Write the data out again exactly, dropping any images it holds.

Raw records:
* * * * * * *
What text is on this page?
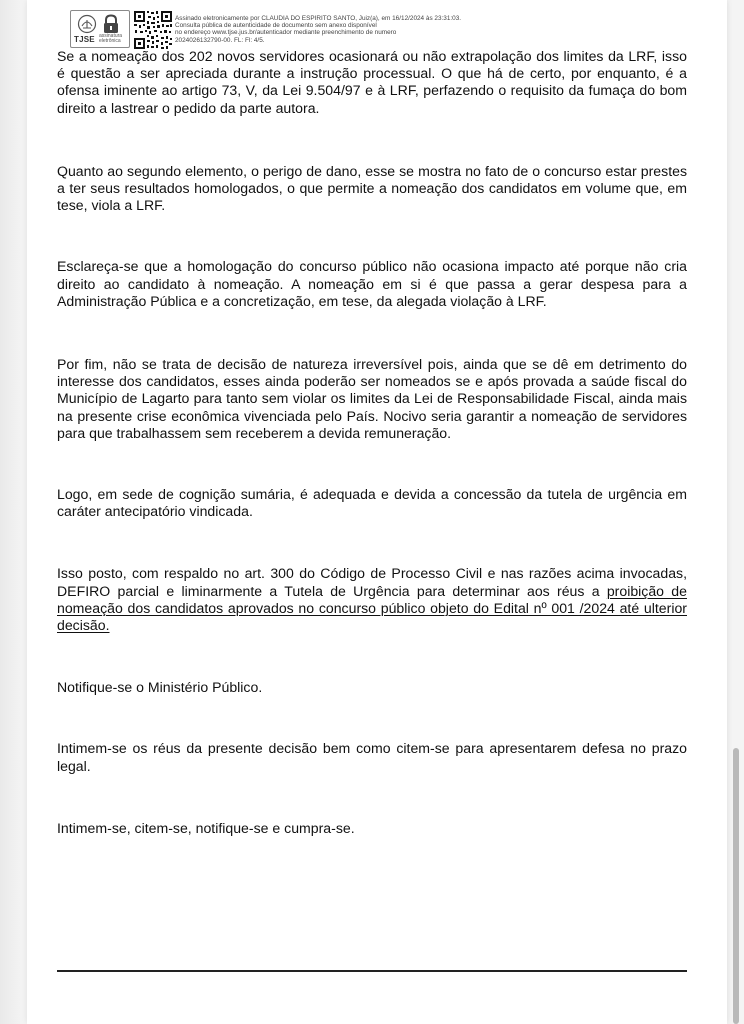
TJSE assinatura eletrônica
Assinado eletronicamente por CLAUDIA DO ESPIRITO SANTO, Juiz(a), em 16/12/2024 às 23:31:03.
Consulta pública de autenticidade de documento sem anexo disponível
no endereço www.tjse.jus.br/autenticador mediante preenchimento de numero
2024026132790-00. FL: Fl: 4/5.

Se a nomeação dos 202 novos servidores ocasionará ou não extrapolação dos limites da LRF, isso é questão a ser apreciada durante a instrução processual. O que há de certo, por enquanto, é a ofensa iminente ao artigo 73, V, da Lei 9.504/97 e à LRF, perfazendo o requisito da fumaça do bom direito a lastrear o pedido da parte autora.

Quanto ao segundo elemento, o perigo de dano, esse se mostra no fato de o concurso estar prestes a ter seus resultados homologados, o que permite a nomeação dos candidatos em volume que, em tese, viola a LRF.

Esclareça-se que a homologação do concurso público não ocasiona impacto até porque não cria direito ao candidato à nomeação. A nomeação em si é que passa a gerar despesa para a Administração Pública e a concretização, em tese, da alegada violação à LRF.

Por fim, não se trata de decisão de natureza irreversível pois, ainda que se dê em detrimento do interesse dos candidatos, esses ainda poderão ser nomeados se e após provada a saúde fiscal do Município de Lagarto para tanto sem violar os limites da Lei de Responsabilidade Fiscal, ainda mais na presente crise econômica vivenciada pelo País. Nocivo seria garantir a nomeação de servidores para que trabalhassem sem receberem a devida remuneração.

Logo, em sede de cognição sumária, é adequada e devida a concessão da tutela de urgência em caráter antecipatório vindicada.

Isso posto, com respaldo no art. 300 do Código de Processo Civil e nas razões acima invocadas, DEFIRO parcial e liminarmente a Tutela de Urgência para determinar aos réus a proibição de nomeação dos candidatos aprovados no concurso público objeto do Edital nº 001 /2024 até ulterior decisão.

Notifique-se o Ministério Público.

Intimem-se os réus da presente decisão bem como citem-se para apresentarem defesa no prazo legal.

Intimem-se, citem-se, notifique-se e cumpra-se.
* * * * * * *
Task response:
What text is on this page?
TJSE assinatura eletrônica
Assinado eletronicamente por CLAUDIA DO ESPIRITO SANTO, Juiz(a), em 16/12/2024 às 23:31:03.
Consulta pública de autenticidade de documento sem anexo disponível
no endereço www.tjse.jus.br/autenticador mediante preenchimento de numero
2024026132790-00. FL: Fl: 4/5.

Se a nomeação dos 202 novos servidores ocasionará ou não extrapolação dos limites da LRF, isso é questão a ser apreciada durante a instrução processual. O que há de certo, por enquanto, é a ofensa iminente ao artigo 73, V, da Lei 9.504/97 e à LRF, perfazendo o requisito da fumaça do bom direito a lastrear o pedido da parte autora.

Quanto ao segundo elemento, o perigo de dano, esse se mostra no fato de o concurso estar prestes a ter seus resultados homologados, o que permite a nomeação dos candidatos em volume que, em tese, viola a LRF.

Esclareça-se que a homologação do concurso público não ocasiona impacto até porque não cria direito ao candidato à nomeação. A nomeação em si é que passa a gerar despesa para a Administração Pública e a concretização, em tese, da alegada violação à LRF.

Por fim, não se trata de decisão de natureza irreversível pois, ainda que se dê em detrimento do interesse dos candidatos, esses ainda poderão ser nomeados se e após provada a saúde fiscal do Município de Lagarto para tanto sem violar os limites da Lei de Responsabilidade Fiscal, ainda mais na presente crise econômica vivenciada pelo País. Nocivo seria garantir a nomeação de servidores para que trabalhassem sem receberem a devida remuneração.

Logo, em sede de cognição sumária, é adequada e devida a concessão da tutela de urgência em caráter antecipatório vindicada.

Isso posto, com respaldo no art. 300 do Código de Processo Civil e nas razões acima invocadas, DEFIRO parcial e liminarmente a Tutela de Urgência para determinar aos réus a proibição de nomeação dos candidatos aprovados no concurso público objeto do Edital nº 001 /2024 até ulterior decisão.

Notifique-se o Ministério Público.

Intimem-se os réus da presente decisão bem como citem-se para apresentarem defesa no prazo legal.

Intimem-se, citem-se, notifique-se e cumpra-se.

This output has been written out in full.